Copy out every line that contains the word "JSON".

-------- MATERIAL PROVIDED

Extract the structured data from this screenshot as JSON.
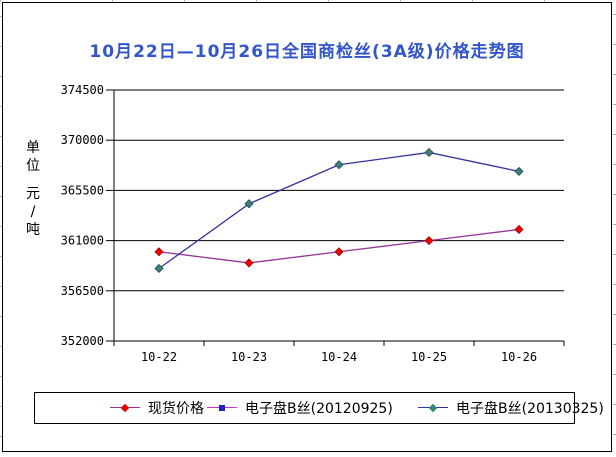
{
  "chart_data": {
    "type": "line",
    "title": "10月22日—10月26日全国商检丝(3A级)价格走势图",
    "ylabel": "单位 元/吨",
    "xlabel": "",
    "categories": [
      "10-22",
      "10-23",
      "10-24",
      "10-25",
      "10-26"
    ],
    "yticks": [
      352000,
      356500,
      361000,
      365500,
      370000,
      374500
    ],
    "ylim": [
      352000,
      374500
    ],
    "grid": "horizontal",
    "legend_position": "bottom",
    "series": [
      {
        "name": "现货价格",
        "values": [
          360000,
          359000,
          360000,
          361000,
          362000
        ],
        "line_color": "#993399",
        "marker": "diamond",
        "marker_color": "#ee0000",
        "marker_stroke": "#aa0000"
      },
      {
        "name": "电子盘B丝(20120925)",
        "values": [],
        "line_color": "#cc33cc",
        "marker": "square",
        "marker_color": "#2222cc",
        "marker_stroke": "#111177"
      },
      {
        "name": "电子盘B丝(20130325)",
        "values": [
          358500,
          364300,
          367800,
          368900,
          367200
        ],
        "line_color": "#3333a0",
        "marker": "diamond",
        "marker_color": "#3d8080",
        "marker_stroke": "#1f4848"
      }
    ],
    "colors": {
      "title": "#3355cc",
      "axis": "#000000"
    }
  }
}
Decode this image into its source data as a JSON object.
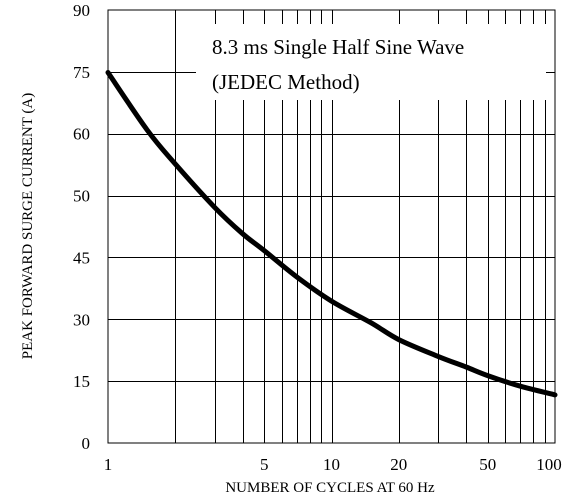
{
  "chart_data": {
    "type": "line",
    "title": "",
    "xlabel": "NUMBER OF CYCLES AT 60 Hz",
    "ylabel": "PEAK FORWARD SURGE CURRENT (A)",
    "x_scale": "log",
    "xlim": [
      1,
      100
    ],
    "ylim": [
      0,
      90
    ],
    "grid": true,
    "x_ticks": [
      {
        "value": 1,
        "label": "1"
      },
      {
        "value": 5,
        "label": "5"
      },
      {
        "value": 10,
        "label": "10"
      },
      {
        "value": 20,
        "label": "20"
      },
      {
        "value": 50,
        "label": "50"
      },
      {
        "value": 100,
        "label": "100"
      }
    ],
    "y_ticks": [
      {
        "label": "0"
      },
      {
        "label": "15"
      },
      {
        "label": "30"
      },
      {
        "label": "45"
      },
      {
        "label": "50"
      },
      {
        "label": "60"
      },
      {
        "label": "75"
      },
      {
        "label": "90"
      }
    ],
    "annotation": {
      "lines": [
        "8.3 ms Single Half Sine Wave",
        "(JEDEC Method)"
      ]
    },
    "series": [
      {
        "x": [
          1,
          1.5,
          2,
          3,
          4,
          5,
          7,
          10,
          15,
          20,
          30,
          40,
          50,
          70,
          100
        ],
        "y": [
          77,
          65,
          58,
          49,
          43.5,
          40,
          34.5,
          29.5,
          25,
          21.5,
          18,
          15.8,
          14,
          11.8,
          10
        ]
      }
    ]
  }
}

----------------

#### WRITTEN SOLUTION:
Extract the structured data from this screenshot as JSON.
Decode this image into its source data as a JSON object.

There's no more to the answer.